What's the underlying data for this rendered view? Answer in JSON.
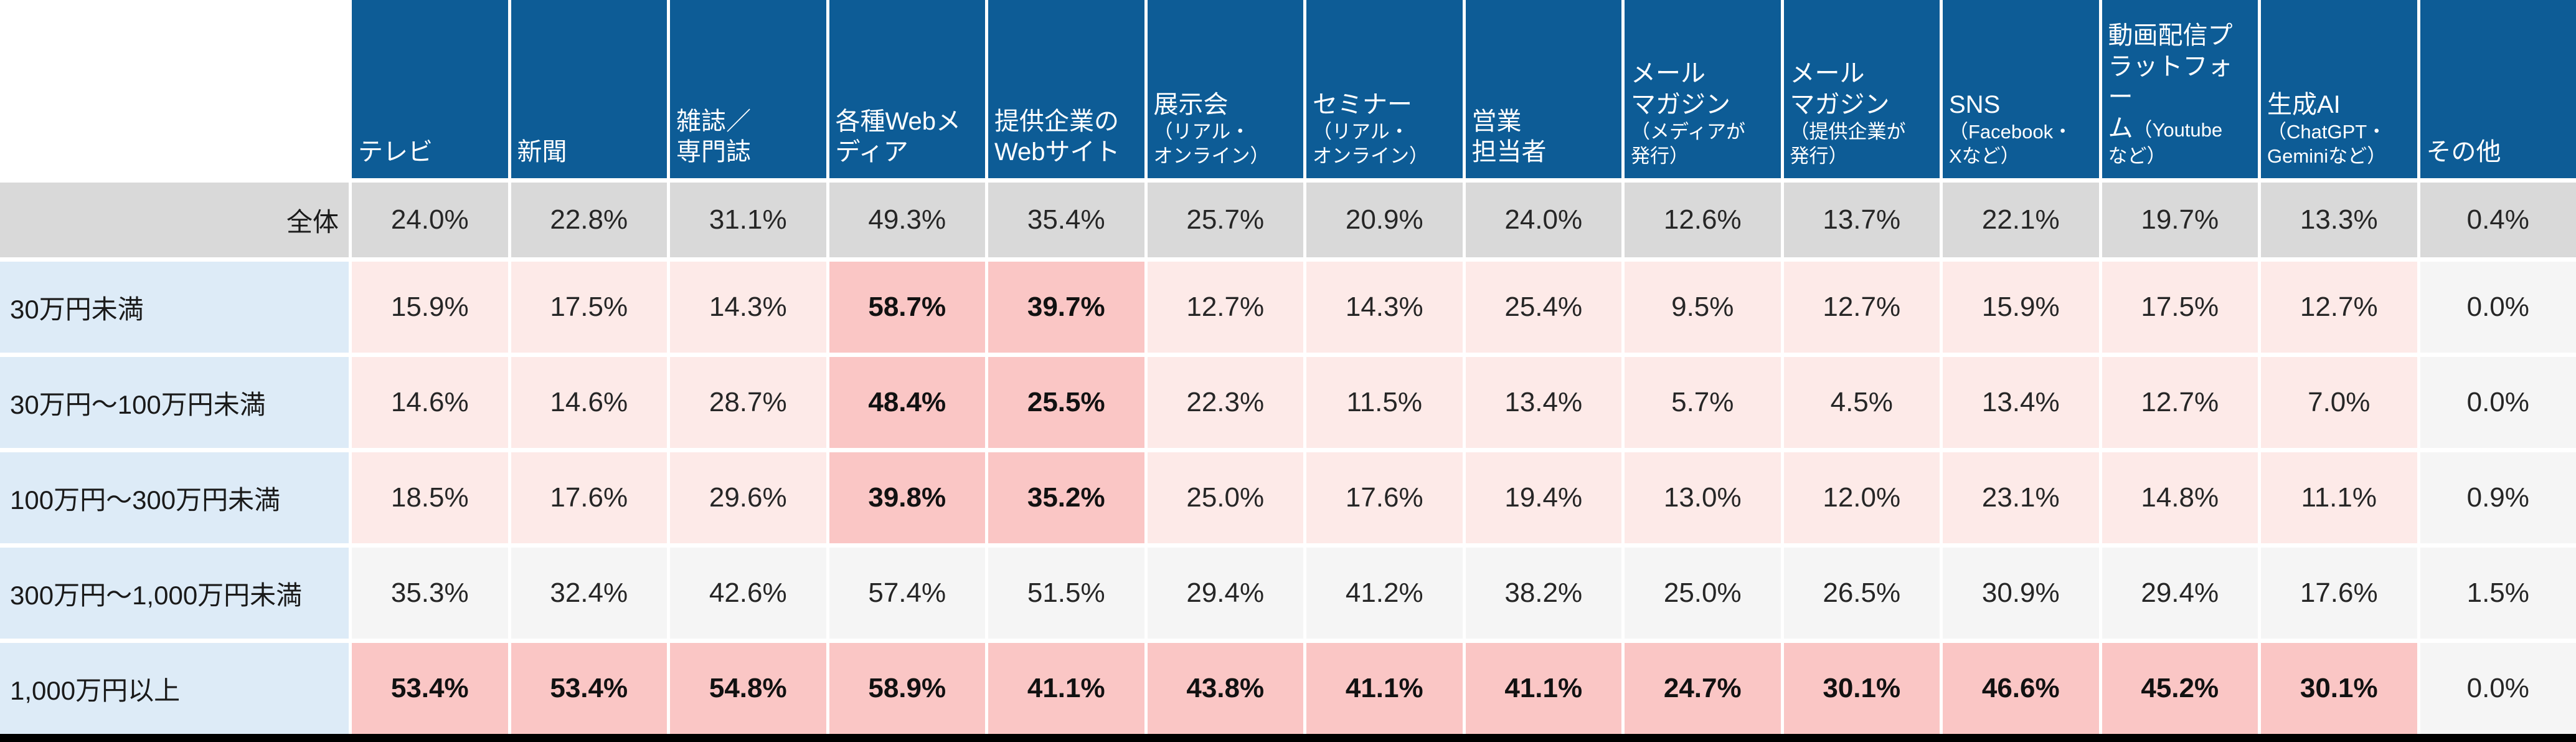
{
  "colors": {
    "header_bg": "#0d5c96",
    "header_text": "#ffffff",
    "total_row_bg": "#d9d9d9",
    "row_label_bg": "#ddebf7",
    "cell_pink": "#fdeae8",
    "cell_highlight": "#fac6c5",
    "cell_gray": "#f5f5f5",
    "bottom_border": "#000000"
  },
  "table": {
    "corner_label": "",
    "columns": [
      {
        "label": "テレビ",
        "sublabel": ""
      },
      {
        "label": "新聞",
        "sublabel": ""
      },
      {
        "label": "雑誌／\n専門誌",
        "sublabel": ""
      },
      {
        "label": "各種Webメ\nディア",
        "sublabel": ""
      },
      {
        "label": "提供企業の\nWebサイト",
        "sublabel": ""
      },
      {
        "label": "展示会",
        "sublabel": "\n（リアル・\nオンライン）"
      },
      {
        "label": "セミナー",
        "sublabel": "\n（リアル・\nオンライン）"
      },
      {
        "label": "営業\n担当者",
        "sublabel": ""
      },
      {
        "label": "メール\nマガジン",
        "sublabel": "\n（メディアが\n発行）"
      },
      {
        "label": "メール\nマガジン",
        "sublabel": "\n（提供企業が\n発行）"
      },
      {
        "label": "SNS",
        "sublabel": "\n（Facebook・\nXなど）"
      },
      {
        "label": "動画配信プ\nラットフォー\nム",
        "sublabel": "（Youtube\nなど）"
      },
      {
        "label": "生成AI",
        "sublabel": "\n（ChatGPT・\nGeminiなど）"
      },
      {
        "label": "その他",
        "sublabel": ""
      }
    ],
    "rows": [
      {
        "label": "全体",
        "style": "total",
        "values": [
          "24.0%",
          "22.8%",
          "31.1%",
          "49.3%",
          "35.4%",
          "25.7%",
          "20.9%",
          "24.0%",
          "12.6%",
          "13.7%",
          "22.1%",
          "19.7%",
          "13.3%",
          "0.4%"
        ],
        "cell_styles": [
          "total",
          "total",
          "total",
          "total",
          "total",
          "total",
          "total",
          "total",
          "total",
          "total",
          "total",
          "total",
          "total",
          "total"
        ]
      },
      {
        "label": "30万円未満",
        "style": "budget",
        "values": [
          "15.9%",
          "17.5%",
          "14.3%",
          "58.7%",
          "39.7%",
          "12.7%",
          "14.3%",
          "25.4%",
          "9.5%",
          "12.7%",
          "15.9%",
          "17.5%",
          "12.7%",
          "0.0%"
        ],
        "cell_styles": [
          "pink",
          "pink",
          "pink",
          "hot",
          "hot",
          "pink",
          "pink",
          "pink",
          "pink",
          "pink",
          "pink",
          "pink",
          "pink",
          "gray"
        ]
      },
      {
        "label": "30万円〜100万円未満",
        "style": "budget",
        "values": [
          "14.6%",
          "14.6%",
          "28.7%",
          "48.4%",
          "25.5%",
          "22.3%",
          "11.5%",
          "13.4%",
          "5.7%",
          "4.5%",
          "13.4%",
          "12.7%",
          "7.0%",
          "0.0%"
        ],
        "cell_styles": [
          "pink",
          "pink",
          "pink",
          "hot",
          "hot",
          "pink",
          "pink",
          "pink",
          "pink",
          "pink",
          "pink",
          "pink",
          "pink",
          "gray"
        ]
      },
      {
        "label": "100万円〜300万円未満",
        "style": "budget",
        "values": [
          "18.5%",
          "17.6%",
          "29.6%",
          "39.8%",
          "35.2%",
          "25.0%",
          "17.6%",
          "19.4%",
          "13.0%",
          "12.0%",
          "23.1%",
          "14.8%",
          "11.1%",
          "0.9%"
        ],
        "cell_styles": [
          "pink",
          "pink",
          "pink",
          "hot",
          "hot",
          "pink",
          "pink",
          "pink",
          "pink",
          "pink",
          "pink",
          "pink",
          "pink",
          "gray"
        ]
      },
      {
        "label": "300万円〜1,000万円未満",
        "style": "budget",
        "values": [
          "35.3%",
          "32.4%",
          "42.6%",
          "57.4%",
          "51.5%",
          "29.4%",
          "41.2%",
          "38.2%",
          "25.0%",
          "26.5%",
          "30.9%",
          "29.4%",
          "17.6%",
          "1.5%"
        ],
        "cell_styles": [
          "gray",
          "gray",
          "gray",
          "gray",
          "gray",
          "gray",
          "gray",
          "gray",
          "gray",
          "gray",
          "gray",
          "gray",
          "gray",
          "gray"
        ]
      },
      {
        "label": "1,000万円以上",
        "style": "budget",
        "values": [
          "53.4%",
          "53.4%",
          "54.8%",
          "58.9%",
          "41.1%",
          "43.8%",
          "41.1%",
          "41.1%",
          "24.7%",
          "30.1%",
          "46.6%",
          "45.2%",
          "30.1%",
          "0.0%"
        ],
        "cell_styles": [
          "hot",
          "hot",
          "hot",
          "hot",
          "hot",
          "hot",
          "hot",
          "hot",
          "hot",
          "hot",
          "hot",
          "hot",
          "hot",
          "gray"
        ]
      }
    ]
  },
  "chart_data": {
    "type": "table",
    "title": "",
    "unit": "%",
    "categories": [
      "テレビ",
      "新聞",
      "雑誌／専門誌",
      "各種Webメディア",
      "提供企業のWebサイト",
      "展示会（リアル・オンライン）",
      "セミナー（リアル・オンライン）",
      "営業担当者",
      "メールマガジン（メディアが発行）",
      "メールマガジン（提供企業が発行）",
      "SNS（Facebook・Xなど）",
      "動画配信プラットフォーム（Youtubeなど）",
      "生成AI（ChatGPT・Geminiなど）",
      "その他"
    ],
    "series": [
      {
        "name": "全体",
        "values": [
          24.0,
          22.8,
          31.1,
          49.3,
          35.4,
          25.7,
          20.9,
          24.0,
          12.6,
          13.7,
          22.1,
          19.7,
          13.3,
          0.4
        ]
      },
      {
        "name": "30万円未満",
        "values": [
          15.9,
          17.5,
          14.3,
          58.7,
          39.7,
          12.7,
          14.3,
          25.4,
          9.5,
          12.7,
          15.9,
          17.5,
          12.7,
          0.0
        ]
      },
      {
        "name": "30万円〜100万円未満",
        "values": [
          14.6,
          14.6,
          28.7,
          48.4,
          25.5,
          22.3,
          11.5,
          13.4,
          5.7,
          4.5,
          13.4,
          12.7,
          7.0,
          0.0
        ]
      },
      {
        "name": "100万円〜300万円未満",
        "values": [
          18.5,
          17.6,
          29.6,
          39.8,
          35.2,
          25.0,
          17.6,
          19.4,
          13.0,
          12.0,
          23.1,
          14.8,
          11.1,
          0.9
        ]
      },
      {
        "name": "300万円〜1,000万円未満",
        "values": [
          35.3,
          32.4,
          42.6,
          57.4,
          51.5,
          29.4,
          41.2,
          38.2,
          25.0,
          26.5,
          30.9,
          29.4,
          17.6,
          1.5
        ]
      },
      {
        "name": "1,000万円以上",
        "values": [
          53.4,
          53.4,
          54.8,
          58.9,
          41.1,
          43.8,
          41.1,
          41.1,
          24.7,
          30.1,
          46.6,
          45.2,
          30.1,
          0.0
        ]
      }
    ],
    "highlighted_cells_note": "Bold dark-pink cells mark emphasized values; 全体 row is gray; 300万円〜1,000万円未満 row and 0-values are neutral gray"
  }
}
* * *
→ **TASK INSTRUCTIONS**: All entries above must be printed again verbatim, with images excluded.

→ **TASK SOLUTION**:
What's the underlying data for this rendered view? Answer in JSON.
{
  "colors": {
    "header_bg": "#0d5c96",
    "header_text": "#ffffff",
    "total_row_bg": "#d9d9d9",
    "row_label_bg": "#ddebf7",
    "cell_pink": "#fdeae8",
    "cell_highlight": "#fac6c5",
    "cell_gray": "#f5f5f5",
    "bottom_border": "#000000"
  },
  "table": {
    "corner_label": "",
    "columns": [
      {
        "label": "テレビ",
        "sublabel": ""
      },
      {
        "label": "新聞",
        "sublabel": ""
      },
      {
        "label": "雑誌／\n専門誌",
        "sublabel": ""
      },
      {
        "label": "各種Webメ\nディア",
        "sublabel": ""
      },
      {
        "label": "提供企業の\nWebサイト",
        "sublabel": ""
      },
      {
        "label": "展示会",
        "sublabel": "\n（リアル・\nオンライン）"
      },
      {
        "label": "セミナー",
        "sublabel": "\n（リアル・\nオンライン）"
      },
      {
        "label": "営業\n担当者",
        "sublabel": ""
      },
      {
        "label": "メール\nマガジン",
        "sublabel": "\n（メディアが\n発行）"
      },
      {
        "label": "メール\nマガジン",
        "sublabel": "\n（提供企業が\n発行）"
      },
      {
        "label": "SNS",
        "sublabel": "\n（Facebook・\nXなど）"
      },
      {
        "label": "動画配信プ\nラットフォー\nム",
        "sublabel": "（Youtube\nなど）"
      },
      {
        "label": "生成AI",
        "sublabel": "\n（ChatGPT・\nGeminiなど）"
      },
      {
        "label": "その他",
        "sublabel": ""
      }
    ],
    "rows": [
      {
        "label": "全体",
        "style": "total",
        "values": [
          "24.0%",
          "22.8%",
          "31.1%",
          "49.3%",
          "35.4%",
          "25.7%",
          "20.9%",
          "24.0%",
          "12.6%",
          "13.7%",
          "22.1%",
          "19.7%",
          "13.3%",
          "0.4%"
        ],
        "cell_styles": [
          "total",
          "total",
          "total",
          "total",
          "total",
          "total",
          "total",
          "total",
          "total",
          "total",
          "total",
          "total",
          "total",
          "total"
        ]
      },
      {
        "label": "30万円未満",
        "style": "budget",
        "values": [
          "15.9%",
          "17.5%",
          "14.3%",
          "58.7%",
          "39.7%",
          "12.7%",
          "14.3%",
          "25.4%",
          "9.5%",
          "12.7%",
          "15.9%",
          "17.5%",
          "12.7%",
          "0.0%"
        ],
        "cell_styles": [
          "pink",
          "pink",
          "pink",
          "hot",
          "hot",
          "pink",
          "pink",
          "pink",
          "pink",
          "pink",
          "pink",
          "pink",
          "pink",
          "gray"
        ]
      },
      {
        "label": "30万円〜100万円未満",
        "style": "budget",
        "values": [
          "14.6%",
          "14.6%",
          "28.7%",
          "48.4%",
          "25.5%",
          "22.3%",
          "11.5%",
          "13.4%",
          "5.7%",
          "4.5%",
          "13.4%",
          "12.7%",
          "7.0%",
          "0.0%"
        ],
        "cell_styles": [
          "pink",
          "pink",
          "pink",
          "hot",
          "hot",
          "pink",
          "pink",
          "pink",
          "pink",
          "pink",
          "pink",
          "pink",
          "pink",
          "gray"
        ]
      },
      {
        "label": "100万円〜300万円未満",
        "style": "budget",
        "values": [
          "18.5%",
          "17.6%",
          "29.6%",
          "39.8%",
          "35.2%",
          "25.0%",
          "17.6%",
          "19.4%",
          "13.0%",
          "12.0%",
          "23.1%",
          "14.8%",
          "11.1%",
          "0.9%"
        ],
        "cell_styles": [
          "pink",
          "pink",
          "pink",
          "hot",
          "hot",
          "pink",
          "pink",
          "pink",
          "pink",
          "pink",
          "pink",
          "pink",
          "pink",
          "gray"
        ]
      },
      {
        "label": "300万円〜1,000万円未満",
        "style": "budget",
        "values": [
          "35.3%",
          "32.4%",
          "42.6%",
          "57.4%",
          "51.5%",
          "29.4%",
          "41.2%",
          "38.2%",
          "25.0%",
          "26.5%",
          "30.9%",
          "29.4%",
          "17.6%",
          "1.5%"
        ],
        "cell_styles": [
          "gray",
          "gray",
          "gray",
          "gray",
          "gray",
          "gray",
          "gray",
          "gray",
          "gray",
          "gray",
          "gray",
          "gray",
          "gray",
          "gray"
        ]
      },
      {
        "label": "1,000万円以上",
        "style": "budget",
        "values": [
          "53.4%",
          "53.4%",
          "54.8%",
          "58.9%",
          "41.1%",
          "43.8%",
          "41.1%",
          "41.1%",
          "24.7%",
          "30.1%",
          "46.6%",
          "45.2%",
          "30.1%",
          "0.0%"
        ],
        "cell_styles": [
          "hot",
          "hot",
          "hot",
          "hot",
          "hot",
          "hot",
          "hot",
          "hot",
          "hot",
          "hot",
          "hot",
          "hot",
          "hot",
          "gray"
        ]
      }
    ]
  },
  "chart_data": {
    "type": "table",
    "title": "",
    "unit": "%",
    "categories": [
      "テレビ",
      "新聞",
      "雑誌／専門誌",
      "各種Webメディア",
      "提供企業のWebサイト",
      "展示会（リアル・オンライン）",
      "セミナー（リアル・オンライン）",
      "営業担当者",
      "メールマガジン（メディアが発行）",
      "メールマガジン（提供企業が発行）",
      "SNS（Facebook・Xなど）",
      "動画配信プラットフォーム（Youtubeなど）",
      "生成AI（ChatGPT・Geminiなど）",
      "その他"
    ],
    "series": [
      {
        "name": "全体",
        "values": [
          24.0,
          22.8,
          31.1,
          49.3,
          35.4,
          25.7,
          20.9,
          24.0,
          12.6,
          13.7,
          22.1,
          19.7,
          13.3,
          0.4
        ]
      },
      {
        "name": "30万円未満",
        "values": [
          15.9,
          17.5,
          14.3,
          58.7,
          39.7,
          12.7,
          14.3,
          25.4,
          9.5,
          12.7,
          15.9,
          17.5,
          12.7,
          0.0
        ]
      },
      {
        "name": "30万円〜100万円未満",
        "values": [
          14.6,
          14.6,
          28.7,
          48.4,
          25.5,
          22.3,
          11.5,
          13.4,
          5.7,
          4.5,
          13.4,
          12.7,
          7.0,
          0.0
        ]
      },
      {
        "name": "100万円〜300万円未満",
        "values": [
          18.5,
          17.6,
          29.6,
          39.8,
          35.2,
          25.0,
          17.6,
          19.4,
          13.0,
          12.0,
          23.1,
          14.8,
          11.1,
          0.9
        ]
      },
      {
        "name": "300万円〜1,000万円未満",
        "values": [
          35.3,
          32.4,
          42.6,
          57.4,
          51.5,
          29.4,
          41.2,
          38.2,
          25.0,
          26.5,
          30.9,
          29.4,
          17.6,
          1.5
        ]
      },
      {
        "name": "1,000万円以上",
        "values": [
          53.4,
          53.4,
          54.8,
          58.9,
          41.1,
          43.8,
          41.1,
          41.1,
          24.7,
          30.1,
          46.6,
          45.2,
          30.1,
          0.0
        ]
      }
    ],
    "highlighted_cells_note": "Bold dark-pink cells mark emphasized values; 全体 row is gray; 300万円〜1,000万円未満 row and 0-values are neutral gray"
  }
}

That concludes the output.